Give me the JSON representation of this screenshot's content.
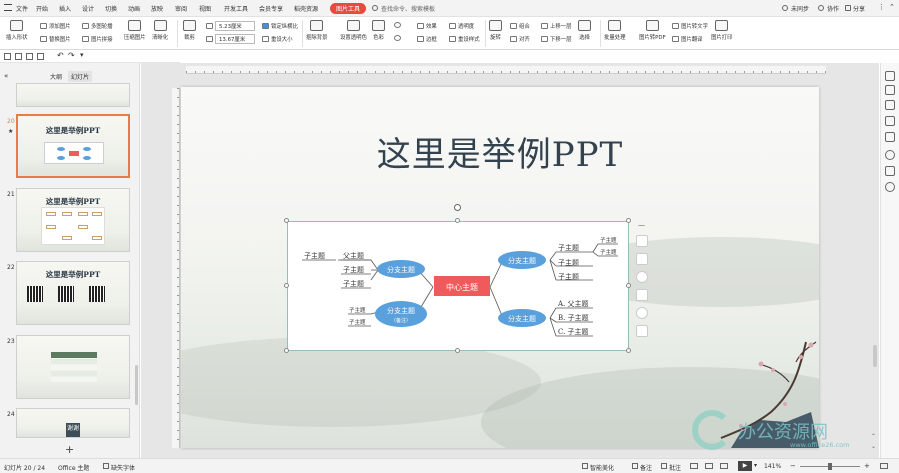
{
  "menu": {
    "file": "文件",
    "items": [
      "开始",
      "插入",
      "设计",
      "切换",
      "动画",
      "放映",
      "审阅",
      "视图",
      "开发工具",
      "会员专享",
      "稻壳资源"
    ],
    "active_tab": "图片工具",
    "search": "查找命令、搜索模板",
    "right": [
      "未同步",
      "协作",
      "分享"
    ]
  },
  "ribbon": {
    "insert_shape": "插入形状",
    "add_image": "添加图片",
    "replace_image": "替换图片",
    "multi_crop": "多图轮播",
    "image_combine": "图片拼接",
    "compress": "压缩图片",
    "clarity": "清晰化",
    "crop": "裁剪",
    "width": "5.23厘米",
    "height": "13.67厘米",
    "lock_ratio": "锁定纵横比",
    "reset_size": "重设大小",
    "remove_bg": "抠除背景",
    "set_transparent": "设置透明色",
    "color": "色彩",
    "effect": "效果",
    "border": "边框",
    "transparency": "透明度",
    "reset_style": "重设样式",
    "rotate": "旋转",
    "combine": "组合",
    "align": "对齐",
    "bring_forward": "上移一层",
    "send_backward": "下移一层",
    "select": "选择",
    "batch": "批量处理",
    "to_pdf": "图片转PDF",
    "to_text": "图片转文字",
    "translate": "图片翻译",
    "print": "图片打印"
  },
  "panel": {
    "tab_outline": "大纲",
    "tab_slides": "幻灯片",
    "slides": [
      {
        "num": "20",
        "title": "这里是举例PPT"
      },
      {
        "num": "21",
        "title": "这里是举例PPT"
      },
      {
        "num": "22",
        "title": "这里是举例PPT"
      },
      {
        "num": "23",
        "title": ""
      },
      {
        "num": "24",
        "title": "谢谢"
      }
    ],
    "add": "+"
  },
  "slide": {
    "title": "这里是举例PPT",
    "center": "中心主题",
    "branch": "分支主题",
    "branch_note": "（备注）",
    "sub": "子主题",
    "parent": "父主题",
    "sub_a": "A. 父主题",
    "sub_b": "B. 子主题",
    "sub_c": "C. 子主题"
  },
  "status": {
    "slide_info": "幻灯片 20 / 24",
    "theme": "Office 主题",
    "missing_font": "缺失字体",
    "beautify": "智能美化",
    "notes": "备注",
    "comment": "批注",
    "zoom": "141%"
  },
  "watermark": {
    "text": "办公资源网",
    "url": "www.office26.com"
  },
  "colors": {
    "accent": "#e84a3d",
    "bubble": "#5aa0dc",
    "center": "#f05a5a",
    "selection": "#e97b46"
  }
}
= = = =
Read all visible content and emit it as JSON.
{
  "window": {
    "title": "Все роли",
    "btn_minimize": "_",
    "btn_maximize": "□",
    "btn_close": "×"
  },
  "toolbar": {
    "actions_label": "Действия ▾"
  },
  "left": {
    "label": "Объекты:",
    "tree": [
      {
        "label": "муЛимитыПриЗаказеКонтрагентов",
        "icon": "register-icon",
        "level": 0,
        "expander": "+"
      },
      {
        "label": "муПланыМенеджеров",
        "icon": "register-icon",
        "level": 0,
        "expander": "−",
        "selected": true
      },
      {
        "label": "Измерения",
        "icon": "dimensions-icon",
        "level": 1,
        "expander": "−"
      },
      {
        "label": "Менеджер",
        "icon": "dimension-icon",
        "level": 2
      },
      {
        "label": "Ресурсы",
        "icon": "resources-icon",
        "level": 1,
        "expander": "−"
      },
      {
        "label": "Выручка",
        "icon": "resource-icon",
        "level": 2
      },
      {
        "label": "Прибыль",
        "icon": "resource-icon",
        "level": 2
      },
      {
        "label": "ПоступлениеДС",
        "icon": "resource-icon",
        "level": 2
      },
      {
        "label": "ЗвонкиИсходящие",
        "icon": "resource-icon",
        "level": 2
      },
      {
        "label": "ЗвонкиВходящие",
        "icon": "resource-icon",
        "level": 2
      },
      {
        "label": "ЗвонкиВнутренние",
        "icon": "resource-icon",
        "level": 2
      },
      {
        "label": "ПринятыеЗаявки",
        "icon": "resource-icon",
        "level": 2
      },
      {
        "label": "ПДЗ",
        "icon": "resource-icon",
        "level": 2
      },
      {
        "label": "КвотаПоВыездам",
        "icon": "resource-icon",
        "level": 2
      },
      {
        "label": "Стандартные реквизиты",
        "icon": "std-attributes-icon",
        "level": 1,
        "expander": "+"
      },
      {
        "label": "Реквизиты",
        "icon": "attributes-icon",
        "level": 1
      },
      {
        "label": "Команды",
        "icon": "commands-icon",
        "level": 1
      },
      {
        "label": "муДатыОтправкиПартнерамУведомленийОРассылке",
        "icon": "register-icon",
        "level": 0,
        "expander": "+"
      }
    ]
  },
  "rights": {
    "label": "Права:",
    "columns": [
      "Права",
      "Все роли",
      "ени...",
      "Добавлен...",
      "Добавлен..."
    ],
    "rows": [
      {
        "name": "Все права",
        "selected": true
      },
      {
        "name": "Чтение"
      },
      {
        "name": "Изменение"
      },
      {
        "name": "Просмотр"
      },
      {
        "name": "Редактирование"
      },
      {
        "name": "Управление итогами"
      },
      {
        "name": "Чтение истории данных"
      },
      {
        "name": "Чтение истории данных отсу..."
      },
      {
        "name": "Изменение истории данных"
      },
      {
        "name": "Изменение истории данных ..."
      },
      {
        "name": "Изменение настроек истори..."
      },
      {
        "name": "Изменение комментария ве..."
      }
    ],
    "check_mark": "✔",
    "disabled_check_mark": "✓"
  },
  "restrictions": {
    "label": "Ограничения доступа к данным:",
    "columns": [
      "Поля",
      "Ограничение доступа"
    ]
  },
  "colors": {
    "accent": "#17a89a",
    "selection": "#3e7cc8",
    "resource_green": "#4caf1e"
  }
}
= = = =
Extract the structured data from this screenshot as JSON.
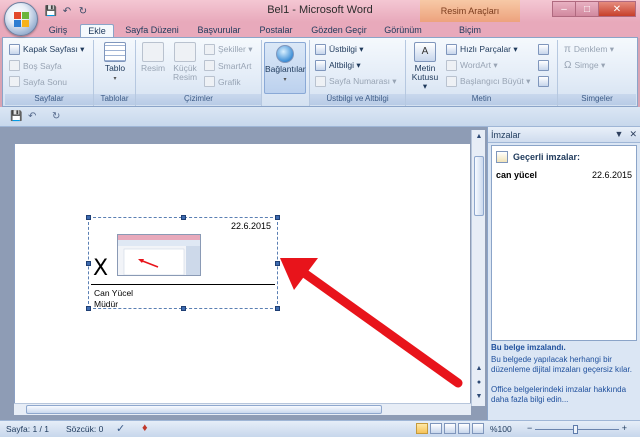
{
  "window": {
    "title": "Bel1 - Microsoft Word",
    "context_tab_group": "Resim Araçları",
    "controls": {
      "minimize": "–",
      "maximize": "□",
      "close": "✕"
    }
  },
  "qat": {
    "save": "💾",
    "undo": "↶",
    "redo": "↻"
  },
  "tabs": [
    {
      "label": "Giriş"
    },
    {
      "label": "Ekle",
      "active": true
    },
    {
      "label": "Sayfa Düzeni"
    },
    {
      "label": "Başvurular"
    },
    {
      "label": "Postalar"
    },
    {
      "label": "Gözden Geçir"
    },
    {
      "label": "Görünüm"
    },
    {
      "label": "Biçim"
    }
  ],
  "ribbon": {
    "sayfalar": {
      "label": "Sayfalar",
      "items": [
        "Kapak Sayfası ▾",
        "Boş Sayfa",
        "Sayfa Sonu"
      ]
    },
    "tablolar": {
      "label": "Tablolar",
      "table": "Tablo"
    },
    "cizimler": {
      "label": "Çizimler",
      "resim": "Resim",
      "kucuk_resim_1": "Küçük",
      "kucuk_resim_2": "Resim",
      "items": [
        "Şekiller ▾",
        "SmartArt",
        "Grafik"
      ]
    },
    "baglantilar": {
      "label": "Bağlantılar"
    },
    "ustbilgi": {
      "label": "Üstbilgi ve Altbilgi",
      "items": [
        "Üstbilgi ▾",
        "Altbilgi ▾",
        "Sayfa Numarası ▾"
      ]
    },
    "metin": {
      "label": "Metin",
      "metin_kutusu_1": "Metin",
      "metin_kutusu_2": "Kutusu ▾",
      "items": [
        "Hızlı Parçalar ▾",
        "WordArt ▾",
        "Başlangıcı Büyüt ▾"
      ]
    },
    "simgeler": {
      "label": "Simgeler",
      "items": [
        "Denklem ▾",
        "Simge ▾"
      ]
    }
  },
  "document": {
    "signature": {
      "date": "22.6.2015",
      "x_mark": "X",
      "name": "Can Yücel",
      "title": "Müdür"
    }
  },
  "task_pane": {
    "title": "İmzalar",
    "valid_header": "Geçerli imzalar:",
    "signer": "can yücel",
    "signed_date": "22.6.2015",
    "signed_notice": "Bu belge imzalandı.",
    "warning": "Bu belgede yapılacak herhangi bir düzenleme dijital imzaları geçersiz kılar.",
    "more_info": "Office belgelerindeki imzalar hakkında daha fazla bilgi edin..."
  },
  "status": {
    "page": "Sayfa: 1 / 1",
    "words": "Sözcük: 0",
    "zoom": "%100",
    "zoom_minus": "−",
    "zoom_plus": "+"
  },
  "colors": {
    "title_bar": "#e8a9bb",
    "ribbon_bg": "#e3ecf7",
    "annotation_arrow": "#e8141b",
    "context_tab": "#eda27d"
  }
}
= = = =
Brief:
Determine how many lines in the listing above hold the word "screenshot", answering with the number only.

Solved exercise:
2